TEXT SHOWN:

>> begin

Implement a basic attention mechanism in TensorFlow 2 to compute weighted context vectors for sequence-to-sequence tasks (e.g., translation or summarization).

In [1]:
import tensorflow as tf
import numpy as np

In [2]:
#Simulated encoder ouputs (batch_size=1,time_steps=4,hidden_size=8)
encoder_outputs=tf.random.normal([1,4,8])
decoder_hidden_state=tf.random.normal([1,8])

In [4]:
#Define basic attention layer
class BasicAttention(tf.keras.layers.Layer):
    def __init__(self):
        super().__init__()
        self.W1=tf.keras.layers.Dense(8)
        self.W2=tf.keras.layers.Dense(8)
        self.V=tf.keras.layers.Dense(1)

    def call(self,encoder_outputs,decoder_hidden):
        decoder_hidden_exp=tf.expand_dims(decoder_hidden,1)
        score=self.V(tf.nn.tanh(self.W1(encoder_outputs)+self.W2(decoder_hidden_exp)))
        attention_weights=tf.nn.softmax(score,axis=1)

>> end

JOBS:
1) In the TensorFlow attention code above, what batch size, number of time steps, and hidden size are given for the simulated encoder outputs?
2) Repeat the TensorFlow attention code above from "self.W1=tf.keras.layers.Dense(8)" to "attention_weights=tf.nn.softmax(score,axis=1)".
3) Write what comes next in the TensorFlow attention code, picking up after its final line.

RECORD SET:
>> begin

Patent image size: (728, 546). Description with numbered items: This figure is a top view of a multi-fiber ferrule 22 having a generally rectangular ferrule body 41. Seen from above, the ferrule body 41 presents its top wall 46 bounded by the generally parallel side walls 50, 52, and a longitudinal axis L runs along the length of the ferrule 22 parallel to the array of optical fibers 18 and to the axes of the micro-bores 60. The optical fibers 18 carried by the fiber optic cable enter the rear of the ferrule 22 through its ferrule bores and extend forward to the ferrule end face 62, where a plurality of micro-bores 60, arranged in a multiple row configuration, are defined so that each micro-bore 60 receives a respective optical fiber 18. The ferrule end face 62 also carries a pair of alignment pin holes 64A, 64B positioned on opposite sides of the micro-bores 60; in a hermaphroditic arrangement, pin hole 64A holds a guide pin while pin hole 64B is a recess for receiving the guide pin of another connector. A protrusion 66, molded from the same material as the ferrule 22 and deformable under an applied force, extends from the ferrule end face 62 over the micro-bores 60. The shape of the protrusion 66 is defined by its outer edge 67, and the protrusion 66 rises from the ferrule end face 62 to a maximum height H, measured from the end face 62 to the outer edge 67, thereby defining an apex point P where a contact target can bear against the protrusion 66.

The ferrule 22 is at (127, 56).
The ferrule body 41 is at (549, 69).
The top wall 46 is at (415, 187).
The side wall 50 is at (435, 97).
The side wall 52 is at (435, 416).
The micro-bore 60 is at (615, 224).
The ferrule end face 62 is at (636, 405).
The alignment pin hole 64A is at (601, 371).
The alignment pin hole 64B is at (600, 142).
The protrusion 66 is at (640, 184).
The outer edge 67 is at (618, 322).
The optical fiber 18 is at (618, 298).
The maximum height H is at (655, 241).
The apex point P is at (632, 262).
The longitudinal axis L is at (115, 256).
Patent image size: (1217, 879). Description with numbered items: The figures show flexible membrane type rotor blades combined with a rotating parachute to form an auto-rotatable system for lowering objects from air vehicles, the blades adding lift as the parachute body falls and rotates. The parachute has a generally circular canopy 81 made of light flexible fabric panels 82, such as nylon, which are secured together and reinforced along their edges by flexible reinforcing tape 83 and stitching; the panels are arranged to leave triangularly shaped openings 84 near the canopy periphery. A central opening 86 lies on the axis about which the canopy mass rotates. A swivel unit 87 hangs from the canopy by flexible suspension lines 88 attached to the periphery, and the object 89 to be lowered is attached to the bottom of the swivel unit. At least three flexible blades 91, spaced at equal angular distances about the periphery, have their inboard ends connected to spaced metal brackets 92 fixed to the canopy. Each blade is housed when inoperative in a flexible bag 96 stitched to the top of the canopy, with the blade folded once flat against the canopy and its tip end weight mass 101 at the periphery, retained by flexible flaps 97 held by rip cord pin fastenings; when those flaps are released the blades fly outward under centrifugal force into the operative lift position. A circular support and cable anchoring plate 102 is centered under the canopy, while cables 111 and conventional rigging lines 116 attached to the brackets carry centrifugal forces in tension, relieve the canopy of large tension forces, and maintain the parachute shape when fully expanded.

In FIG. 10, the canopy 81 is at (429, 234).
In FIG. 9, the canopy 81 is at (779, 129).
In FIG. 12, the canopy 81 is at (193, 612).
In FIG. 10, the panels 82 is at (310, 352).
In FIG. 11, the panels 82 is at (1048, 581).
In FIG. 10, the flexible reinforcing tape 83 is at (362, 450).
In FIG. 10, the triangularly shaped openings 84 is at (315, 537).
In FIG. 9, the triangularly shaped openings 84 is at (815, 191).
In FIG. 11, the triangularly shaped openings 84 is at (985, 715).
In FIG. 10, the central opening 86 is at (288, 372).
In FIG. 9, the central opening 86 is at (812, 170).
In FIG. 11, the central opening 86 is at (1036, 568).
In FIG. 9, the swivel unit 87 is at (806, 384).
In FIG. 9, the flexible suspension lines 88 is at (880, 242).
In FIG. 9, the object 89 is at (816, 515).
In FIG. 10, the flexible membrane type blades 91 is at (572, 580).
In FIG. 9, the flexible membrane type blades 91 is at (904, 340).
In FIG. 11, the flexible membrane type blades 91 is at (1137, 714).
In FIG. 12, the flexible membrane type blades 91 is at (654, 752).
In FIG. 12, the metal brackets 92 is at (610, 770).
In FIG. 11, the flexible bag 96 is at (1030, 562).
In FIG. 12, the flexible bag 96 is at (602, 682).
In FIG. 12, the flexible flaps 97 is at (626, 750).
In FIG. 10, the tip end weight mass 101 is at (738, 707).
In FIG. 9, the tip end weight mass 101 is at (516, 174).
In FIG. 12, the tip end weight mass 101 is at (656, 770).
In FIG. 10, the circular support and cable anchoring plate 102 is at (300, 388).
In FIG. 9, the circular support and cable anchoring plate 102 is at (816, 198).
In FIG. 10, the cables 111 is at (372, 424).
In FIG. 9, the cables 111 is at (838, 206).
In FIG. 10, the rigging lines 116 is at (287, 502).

>> end

RESPONSE LIST:
1) Batch size 1, 4 time steps, and hidden size 8.

2)
self.W1=tf.keras.layers.Dense(8)
        self.W2=tf.keras.layers.Dense(8)
        self.V=tf.keras.layers.Dense(1)

    def call(self,encoder_outputs,decoder_hidden):
        decoder_hidden_exp=tf.expand_dims(decoder_hidden,1)
        score=self.V(tf.nn.tanh(self.W1(encoder_outputs)+self.W2(decoder_hidden_exp)))
        attention_weights=tf.nn.softmax(score,axis=1)

3)
        context_vector=attention_weights*encoder_outputs
        context_vector=tf.reduce_sum(context_vector,axis=1)
        return context_vector,attention_weights

In [5]:
attention = BasicAttention()
context_vector, attention_weights = attention(encoder_outputs, decoder_hidden_state)

In [6]:
print("Encoder outputs shape:", encoder_outputs.shape)
print("Decoder hidden state shape:", decoder_hidden_state.shape)
print("Context vector shape:", context_vector.shape)
print("Attention weights shape:", attention_weights.shape)
print("Attention weights:", tf.squeeze(attention_weights).numpy())

Encoder outputs shape: (1, 4, 8)
Decoder hidden state shape: (1, 8)
Context vector shape: (1, 8)
Attention weights shape: (1, 4, 1)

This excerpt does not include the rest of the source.